Required action = Give back the lines below verbatim, omitting all pictures.

Records drawn from a dataset =
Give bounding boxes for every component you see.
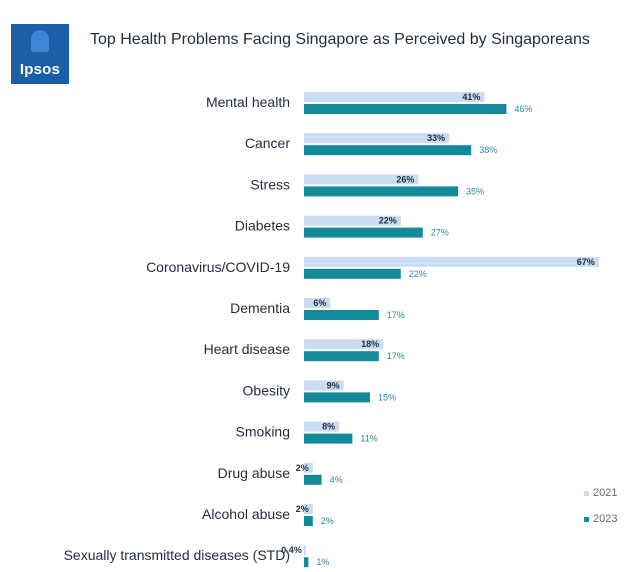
data-label-2023-10: 2%	[321, 516, 334, 526]
bar-2021-5	[304, 298, 331, 308]
category-label: Obesity	[243, 382, 290, 398]
data-label-2023-9: 4%	[330, 475, 343, 485]
bar-2021-8	[304, 421, 340, 432]
bar-2021-6	[304, 339, 384, 350]
data-label-2021-10: 2%	[296, 504, 309, 514]
bar-2023-10	[304, 516, 313, 526]
legend-label-2021: 2021	[593, 487, 617, 499]
category-label: Heart disease	[204, 341, 291, 357]
category-label: Coronavirus/COVID-19	[146, 259, 290, 275]
data-label-2023-11: 1%	[316, 557, 329, 567]
bar-2021-9	[304, 462, 313, 473]
data-label-2021-6: 18%	[361, 339, 379, 349]
bar-2021-11	[304, 545, 306, 556]
logo-text: Ipsos	[19, 61, 61, 78]
data-label-2021-3: 22%	[379, 216, 397, 226]
bar-2021-2	[304, 174, 419, 185]
legend-swatch-2021	[584, 491, 589, 496]
bar-2023-5	[304, 310, 379, 320]
data-label-2023-5: 17%	[387, 310, 405, 320]
category-label: Cancer	[245, 135, 290, 151]
bar-2021-1	[304, 133, 450, 144]
data-label-2023-2: 35%	[466, 186, 484, 196]
category-label: Sexually transmitted diseases (STD)	[64, 547, 290, 563]
data-label-2021-9: 2%	[296, 463, 309, 473]
bar-2023-4	[304, 268, 401, 279]
data-label-2021-1: 33%	[427, 133, 445, 143]
data-label-2023-7: 15%	[378, 392, 396, 402]
bar-2023-1	[304, 145, 472, 156]
bar-2023-2	[304, 186, 458, 197]
bar-2021-3	[304, 215, 401, 226]
category-label: Drug abuse	[218, 465, 291, 481]
data-label-2021-7: 9%	[327, 380, 340, 390]
data-label-2023-6: 17%	[387, 351, 405, 361]
chart-title: Top Health Problems Facing Singapore as …	[90, 31, 590, 48]
bar-2023-9	[304, 474, 322, 485]
ipsos-logo: Ipsos	[11, 24, 69, 84]
data-label-2021-4: 67%	[577, 257, 595, 267]
bar-2023-8	[304, 433, 353, 444]
data-label-2023-4: 22%	[409, 269, 427, 279]
category-label: Diabetes	[235, 218, 290, 234]
data-label-2021-11: 0.4%	[281, 545, 302, 555]
data-label-2023-0: 46%	[514, 104, 532, 114]
data-label-2021-0: 41%	[462, 92, 480, 102]
bar-2021-7	[304, 380, 344, 391]
bar-2023-0	[304, 104, 507, 114]
bar-2021-4	[304, 256, 599, 267]
bar-2023-7	[304, 392, 370, 403]
data-label-2021-8: 8%	[322, 422, 335, 432]
legend-swatch-2023	[584, 517, 589, 522]
bar-2023-11	[304, 557, 309, 568]
category-label: Mental health	[206, 94, 290, 110]
category-label: Dementia	[230, 300, 290, 316]
legend-label-2023: 2023	[593, 513, 617, 525]
category-label: Alcohol abuse	[202, 506, 290, 522]
bar-2023-6	[304, 351, 379, 362]
data-label-2023-8: 11%	[360, 434, 377, 444]
data-label-2023-1: 38%	[479, 145, 497, 155]
bar-2021-10	[304, 504, 313, 514]
bar-2023-3	[304, 227, 423, 238]
bar-2021-0	[304, 92, 485, 102]
data-label-2023-3: 27%	[431, 228, 449, 238]
data-label-2021-2: 26%	[396, 174, 414, 184]
data-label-2021-5: 6%	[313, 298, 326, 308]
category-label: Smoking	[236, 424, 290, 440]
logo-mark-icon	[31, 30, 49, 52]
category-label: Stress	[250, 176, 290, 192]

Worked solution =
Give bounding boxes for every component you see.
data-label-2023-10: 2%	[321, 516, 334, 526]
bar-2021-5	[304, 298, 331, 308]
category-label: Obesity	[243, 382, 290, 398]
data-label-2023-9: 4%	[330, 475, 343, 485]
bar-2021-8	[304, 421, 340, 432]
bar-2021-6	[304, 339, 384, 350]
data-label-2021-10: 2%	[296, 504, 309, 514]
bar-2023-10	[304, 516, 313, 526]
legend-label-2021: 2021	[593, 487, 617, 499]
category-label: Heart disease	[204, 341, 291, 357]
category-label: Coronavirus/COVID-19	[146, 259, 290, 275]
data-label-2023-11: 1%	[316, 557, 329, 567]
bar-2021-9	[304, 462, 313, 473]
data-label-2021-6: 18%	[361, 339, 379, 349]
bar-2021-11	[304, 545, 306, 556]
logo-text: Ipsos	[19, 61, 61, 78]
data-label-2021-3: 22%	[379, 216, 397, 226]
bar-2021-2	[304, 174, 419, 185]
legend-swatch-2021	[584, 491, 589, 496]
bar-2023-5	[304, 310, 379, 320]
data-label-2023-5: 17%	[387, 310, 405, 320]
category-label: Cancer	[245, 135, 290, 151]
bar-2021-1	[304, 133, 450, 144]
data-label-2023-2: 35%	[466, 186, 484, 196]
category-label: Sexually transmitted diseases (STD)	[64, 547, 290, 563]
data-label-2021-9: 2%	[296, 463, 309, 473]
bar-2023-4	[304, 268, 401, 279]
data-label-2021-1: 33%	[427, 133, 445, 143]
data-label-2023-7: 15%	[378, 392, 396, 402]
bar-2023-1	[304, 145, 472, 156]
bar-2023-2	[304, 186, 458, 197]
bar-2021-3	[304, 215, 401, 226]
category-label: Drug abuse	[218, 465, 291, 481]
data-label-2021-7: 9%	[327, 380, 340, 390]
data-label-2023-6: 17%	[387, 351, 405, 361]
chart-title: Top Health Problems Facing Singapore as …	[90, 31, 590, 48]
bar-2023-9	[304, 474, 322, 485]
ipsos-logo: Ipsos	[11, 24, 69, 84]
data-label-2021-4: 67%	[577, 257, 595, 267]
bar-2023-8	[304, 433, 353, 444]
data-label-2023-4: 22%	[409, 269, 427, 279]
category-label: Diabetes	[235, 218, 290, 234]
data-label-2021-11: 0.4%	[281, 545, 302, 555]
data-label-2023-0: 46%	[514, 104, 532, 114]
data-label-2021-0: 41%	[462, 92, 480, 102]
bar-2021-7	[304, 380, 344, 391]
bar-2023-0	[304, 104, 507, 114]
bar-2021-4	[304, 256, 599, 267]
bar-2023-7	[304, 392, 370, 403]
data-label-2021-8: 8%	[322, 422, 335, 432]
legend-swatch-2023	[584, 517, 589, 522]
bar-2023-11	[304, 557, 309, 568]
category-label: Mental health	[206, 94, 290, 110]
category-label: Dementia	[230, 300, 290, 316]
legend-label-2023: 2023	[593, 513, 617, 525]
category-label: Alcohol abuse	[202, 506, 290, 522]
bar-2023-6	[304, 351, 379, 362]
data-label-2023-8: 11%	[360, 434, 377, 444]
data-label-2023-1: 38%	[479, 145, 497, 155]
bar-2021-10	[304, 504, 313, 514]
bar-2023-3	[304, 227, 423, 238]
bar-2021-0	[304, 92, 485, 102]
data-label-2023-3: 27%	[431, 228, 449, 238]
data-label-2021-2: 26%	[396, 174, 414, 184]
data-label-2021-5: 6%	[313, 298, 326, 308]
category-label: Smoking	[236, 424, 290, 440]
logo-mark-icon	[31, 30, 49, 52]
category-label: Stress	[250, 176, 290, 192]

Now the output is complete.